▶ WHAT TO WORK ON:
Find each line containing the string "labels" and return it.

****

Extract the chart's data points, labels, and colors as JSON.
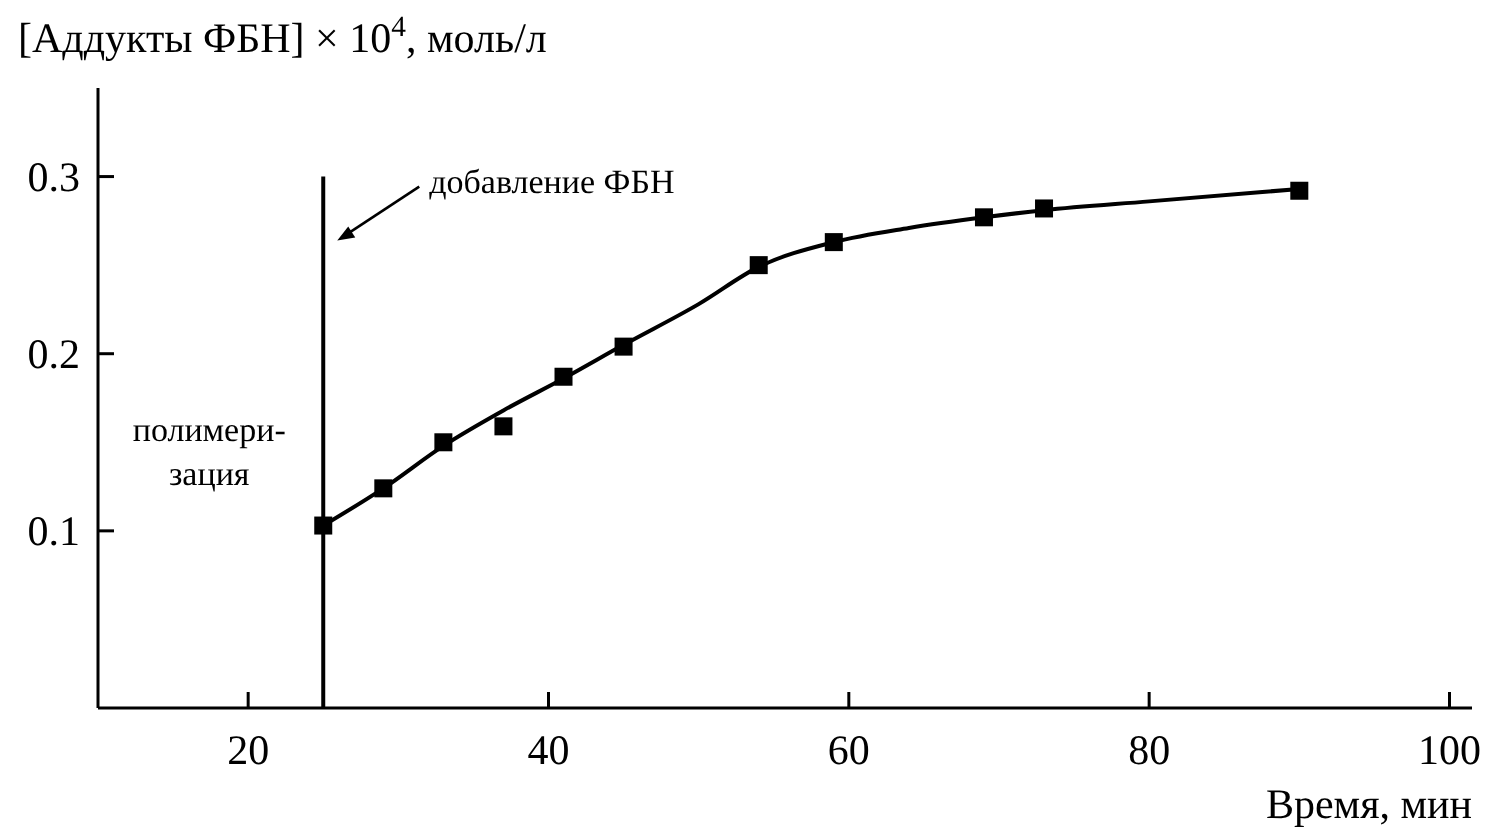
{
  "chart_data": {
    "type": "scatter",
    "xlabel": "Время, мин",
    "ylabel": "[Аддукты ФБН] × 10$^{4}$, моль/л",
    "xlim": [
      10,
      101.5
    ],
    "xticks": [
      20,
      40,
      60,
      80,
      100
    ],
    "ylim": [
      0,
      0.35
    ],
    "yticks": [
      0.1,
      0.2,
      0.3
    ],
    "grid": false,
    "marker": "square",
    "series": [
      {
        "type": "line",
        "color": "#000000",
        "marker": "none",
        "line_style": "solid",
        "x": [
          25,
          29,
          33,
          37,
          41,
          45,
          50,
          54,
          59,
          64,
          69,
          73,
          80,
          90
        ],
        "values": [
          0.103,
          0.124,
          0.148,
          0.168,
          0.186,
          0.205,
          0.228,
          0.249,
          0.263,
          0.271,
          0.277,
          0.281,
          0.286,
          0.293
        ]
      },
      {
        "color": "#000000",
        "x": [
          25,
          29,
          33,
          37,
          41,
          45,
          54,
          59,
          69,
          73,
          90
        ],
        "values": [
          0.103,
          0.124,
          0.15,
          0.159,
          0.187,
          0.204,
          0.25,
          0.263,
          0.277,
          0.282,
          0.292
        ]
      }
    ],
    "ref_lines": [
      {
        "axis": "x",
        "value": 25,
        "label": "добавление ФБН",
        "color": "#000000"
      }
    ],
    "annotations": [
      "полимери-\nзация"
    ]
  }
}
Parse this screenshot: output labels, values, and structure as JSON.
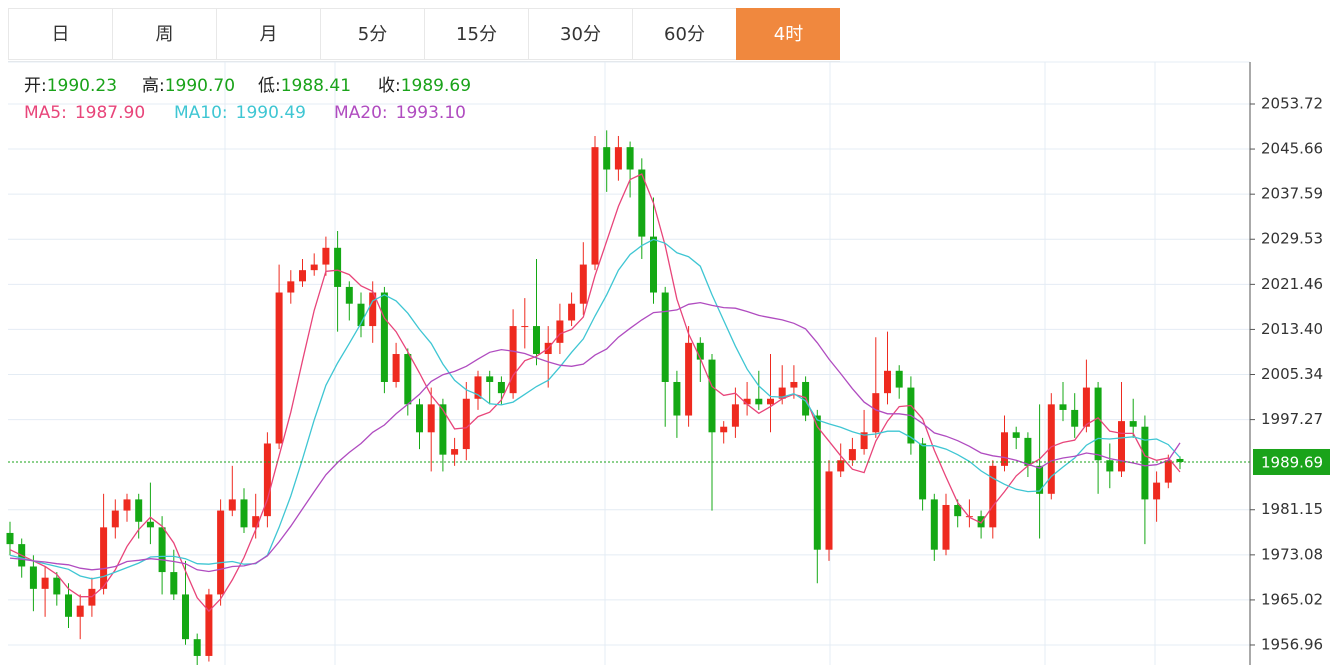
{
  "tabs": {
    "items": [
      "日",
      "周",
      "月",
      "5分",
      "15分",
      "30分",
      "60分",
      "4时"
    ],
    "active": 7
  },
  "chart_data": {
    "type": "candlestick",
    "summary": [
      {
        "name": "开:",
        "value": 1990.23,
        "label": "1990.23"
      },
      {
        "name": "高:",
        "value": 1990.7,
        "label": "1990.70"
      },
      {
        "name": "低:",
        "value": 1988.41,
        "label": "1988.41"
      },
      {
        "name": "收:",
        "value": 1989.69,
        "label": "1989.69"
      }
    ],
    "up_color": "#ee2a1f",
    "down_color": "#14a814",
    "open": [
      1977,
      1975,
      1971,
      1967,
      1969,
      1966,
      1962,
      1964,
      1967,
      1978,
      1981,
      1983,
      1979,
      1978,
      1970,
      1966,
      1958,
      1955,
      1966,
      1981,
      1983,
      1978,
      1980,
      1993,
      2020,
      2022,
      2024,
      2025,
      2028,
      2021,
      2018,
      2014,
      2020,
      2004,
      2009,
      2000,
      1995,
      2000,
      1991,
      1992,
      2001,
      2005,
      2004,
      2002,
      2014,
      2014,
      2009,
      2011,
      2015,
      2018,
      2025,
      2046,
      2042,
      2046,
      2042,
      2030,
      2020,
      2004,
      1998,
      2011,
      2008,
      1995,
      1996,
      2000,
      2001,
      2000,
      2001,
      2003,
      2004,
      1998,
      1974,
      1988,
      1990,
      1992,
      1995,
      2002,
      2006,
      2003,
      1993,
      1983,
      1974,
      1982,
      1980,
      1980,
      1978,
      1989,
      1995,
      1994,
      1989,
      1984,
      2000,
      1999,
      1996,
      2003,
      1990,
      1988,
      1997,
      1996,
      1983,
      1986,
      1990.23
    ],
    "high": [
      1979,
      1976,
      1973,
      1971,
      1970,
      1968,
      1966,
      1969,
      1984,
      1983,
      1984,
      1984,
      1986,
      1980,
      1974,
      1972,
      1959,
      1967,
      1983,
      1989,
      1985,
      1984,
      1995,
      2025,
      2024,
      2026,
      2027,
      2030,
      2031,
      2022,
      2020,
      2022,
      2021,
      2011,
      2010,
      2001,
      2003,
      2001,
      1994,
      2004,
      2006,
      2006,
      2005,
      2017,
      2019,
      2026,
      2014,
      2018,
      2020,
      2029,
      2048,
      2049,
      2048,
      2047,
      2044,
      2037,
      2021,
      2006,
      2014,
      2012,
      2009,
      1997,
      2003,
      2004,
      2006,
      2009,
      2007,
      2007,
      2005,
      1999,
      1990,
      1993,
      1994,
      1999,
      2012,
      2013,
      2007,
      2005,
      1994,
      1984,
      1984,
      1983,
      1983,
      1981,
      1990,
      1998,
      1996,
      1995,
      2000,
      2002,
      2004,
      2002,
      2008,
      2004,
      1993,
      2004,
      2001,
      1998,
      1988,
      1991,
      1990.7
    ],
    "low": [
      1973,
      1969,
      1963,
      1962,
      1964,
      1960,
      1958,
      1962,
      1966,
      1976,
      1979,
      1976,
      1975,
      1966,
      1965,
      1957,
      1952,
      1954,
      1964,
      1980,
      1977,
      1976,
      1978,
      1992,
      2018,
      2021,
      2023,
      2023,
      2013,
      2015,
      2012,
      2011,
      2002,
      2003,
      1998,
      1992,
      1988,
      1988,
      1989,
      1990,
      1999,
      2000,
      2000,
      2001,
      2010,
      2007,
      2003,
      2009,
      2014,
      2016,
      2024,
      2038,
      2040,
      2037,
      2026,
      2018,
      1996,
      1994,
      1996,
      2004,
      1981,
      1993,
      1994,
      1998,
      1999,
      1995,
      2000,
      2001,
      1997,
      1968,
      1972,
      1987,
      1989,
      1991,
      1994,
      2000,
      2001,
      1991,
      1981,
      1972,
      1973,
      1978,
      1978,
      1976,
      1976,
      1988,
      1992,
      1987,
      1976,
      1983,
      1997,
      1994,
      1995,
      1984,
      1985,
      1987,
      1994,
      1975,
      1979,
      1985,
      1988.41
    ],
    "close": [
      1975,
      1971,
      1967,
      1969,
      1966,
      1962,
      1964,
      1967,
      1978,
      1981,
      1983,
      1979,
      1978,
      1970,
      1966,
      1958,
      1955,
      1966,
      1981,
      1983,
      1978,
      1980,
      1993,
      2020,
      2022,
      2024,
      2025,
      2028,
      2021,
      2018,
      2014,
      2020,
      2004,
      2009,
      2000,
      1995,
      2000,
      1991,
      1992,
      2001,
      2005,
      2004,
      2002,
      2014,
      2014,
      2009,
      2011,
      2015,
      2018,
      2025,
      2046,
      2042,
      2046,
      2042,
      2030,
      2020,
      2004,
      1998,
      2011,
      2008,
      1995,
      1996,
      2000,
      2001,
      2000,
      2001,
      2003,
      2004,
      1998,
      1974,
      1988,
      1990,
      1992,
      1995,
      2002,
      2006,
      2003,
      1993,
      1983,
      1974,
      1982,
      1980,
      1980,
      1978,
      1989,
      1995,
      1994,
      1989,
      1984,
      2000,
      1999,
      1996,
      2003,
      1990,
      1988,
      1997,
      1996,
      1983,
      1986,
      1990,
      1989.69
    ],
    "series": [
      {
        "name": "MA5:",
        "color": "#e8457a",
        "last": {
          "value": 1987.9,
          "label": "1987.90"
        },
        "values": [
          1974,
          1973,
          1972,
          1971,
          1969.6,
          1967,
          1965.6,
          1965.6,
          1967.4,
          1970.4,
          1974.6,
          1977.6,
          1979.8,
          1978.2,
          1975.2,
          1970.2,
          1965.4,
          1963,
          1965.2,
          1968.6,
          1972.6,
          1977.6,
          1983,
          1990.8,
          1998.6,
          2007.8,
          2016.8,
          2023.8,
          2024,
          2023.2,
          2021.2,
          2020.2,
          2015.4,
          2013,
          2009.4,
          2005.6,
          2001.6,
          1999,
          1995.6,
          1995.8,
          1997.8,
          1998.6,
          2000.8,
          2005.2,
          2007.8,
          2008.6,
          2010,
          2012.6,
          2013.4,
          2015.6,
          2023,
          2029.2,
          2035.4,
          2040.2,
          2041.2,
          2036,
          2028.4,
          2018.8,
          2012.6,
          2008.2,
          2003.2,
          2001.6,
          2002,
          2000,
          1998.4,
          1999.6,
          2001,
          2001.8,
          2001.2,
          1996,
          1993.4,
          1990.8,
          1988.4,
          1987.8,
          1993.4,
          1997,
          1999.6,
          1999.8,
          1997.4,
          1991.8,
          1987,
          1982.4,
          1979.8,
          1978.8,
          1981.8,
          1984.4,
          1987.2,
          1989,
          1990.2,
          1992.4,
          1993.2,
          1993.6,
          1996.4,
          1997.6,
          1995.2,
          1994.8,
          1994.8,
          1990.8,
          1990,
          1990.4,
          1987.9
        ]
      },
      {
        "name": "MA10:",
        "color": "#3fc6d3",
        "last": {
          "value": 1990.49,
          "label": "1990.49"
        },
        "values": [
          1973,
          1972.5,
          1972,
          1971.5,
          1971,
          1970.5,
          1969.3,
          1968.8,
          1969.2,
          1970,
          1970.8,
          1971.6,
          1972.7,
          1972.8,
          1972.8,
          1972.4,
          1971.5,
          1971.4,
          1971.7,
          1971.9,
          1971.4,
          1971.5,
          1973,
          1978,
          1983.6,
          1990.2,
          1997.2,
          2003.4,
          2007.4,
          2010.9,
          2014.5,
          2018.5,
          2019.6,
          2018.5,
          2016.3,
          2013.4,
          2010.9,
          2007.2,
          2004.3,
          2002.6,
          2001.7,
          2000.1,
          1999.9,
          2000.4,
          2001.8,
          2003.2,
          2004.3,
          2006.7,
          2009.3,
          2011.7,
          2015.8,
          2019.6,
          2024,
          2026.8,
          2028.4,
          2029.5,
          2028.8,
          2027.1,
          2026.4,
          2024.7,
          2019.6,
          2015,
          2010.4,
          2006.3,
          2003.3,
          2001.4,
          2001.3,
          2001.9,
          2000.6,
          1997.2,
          1996.5,
          1995.9,
          1995.1,
          1994.5,
          1994.7,
          1995.2,
          1995.2,
          1994.1,
          1992.6,
          1992.6,
          1992,
          1991,
          1989.8,
          1988.1,
          1986.8,
          1985.7,
          1984.8,
          1984.4,
          1984.5,
          1987.1,
          1988.8,
          1990.4,
          1992.7,
          1993.9,
          1993.8,
          1994,
          1994.2,
          1993.6,
          1993.8,
          1992.8,
          1990.49
        ]
      },
      {
        "name": "MA20:",
        "color": "#b04cc0",
        "last": {
          "value": 1993.1,
          "label": "1993.10"
        },
        "values": [
          1972.5,
          1972.3,
          1972,
          1971.8,
          1971.5,
          1971.3,
          1970.7,
          1970.4,
          1970.6,
          1971,
          1971.9,
          1972.1,
          1972.4,
          1972.2,
          1971.9,
          1971.5,
          1970.4,
          1970.1,
          1970.5,
          1971,
          1971.1,
          1971.6,
          1972.9,
          1975.4,
          1978.2,
          1981.3,
          1984.4,
          1987.4,
          1989.6,
          1991.4,
          1993,
          1995,
          1996.3,
          1998.3,
          2000,
          2001.8,
          2004.1,
          2005.3,
          2005.9,
          2006.8,
          2008.1,
          2009.3,
          2009.8,
          2009.5,
          2009.1,
          2008.3,
          2007.6,
          2007,
          2006.8,
          2007.2,
          2008.8,
          2009.9,
          2012,
          2013.6,
          2015.1,
          2016.4,
          2016.6,
          2016.9,
          2017.9,
          2018.2,
          2017.7,
          2017.3,
          2017.2,
          2016.6,
          2015.9,
          2015.5,
          2015.1,
          2014.5,
          2013.5,
          2011,
          2008.1,
          2005.5,
          2002.8,
          2000.4,
          1999,
          1998.3,
          1998.3,
          1998,
          1996.6,
          1994.9,
          1994.3,
          1993.5,
          1992.5,
          1991.3,
          1990.8,
          1990.5,
          1990,
          1989.3,
          1988.6,
          1989.9,
          1990.4,
          1990.7,
          1991.3,
          1991,
          1990.3,
          1989.9,
          1989.5,
          1989,
          1989.2,
          1990,
          1993.1
        ]
      }
    ],
    "current_price": 1989.69,
    "current_color": "#1aa31a",
    "ylim": [
      1953.38,
      2061.23
    ],
    "yticks": [
      1956.96,
      1965.02,
      1973.08,
      1981.15,
      1997.27,
      2005.34,
      {
        "value": 2013.4,
        "label": "2013.40"
      },
      2021.46,
      2029.53,
      2037.59,
      2045.66,
      2053.72
    ],
    "grid": true
  }
}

****

▶ THE REPLY:
Extract the chart's data points, labels, and colors as JSON.
Parse this screenshot: output labels, values, and structure as JSON.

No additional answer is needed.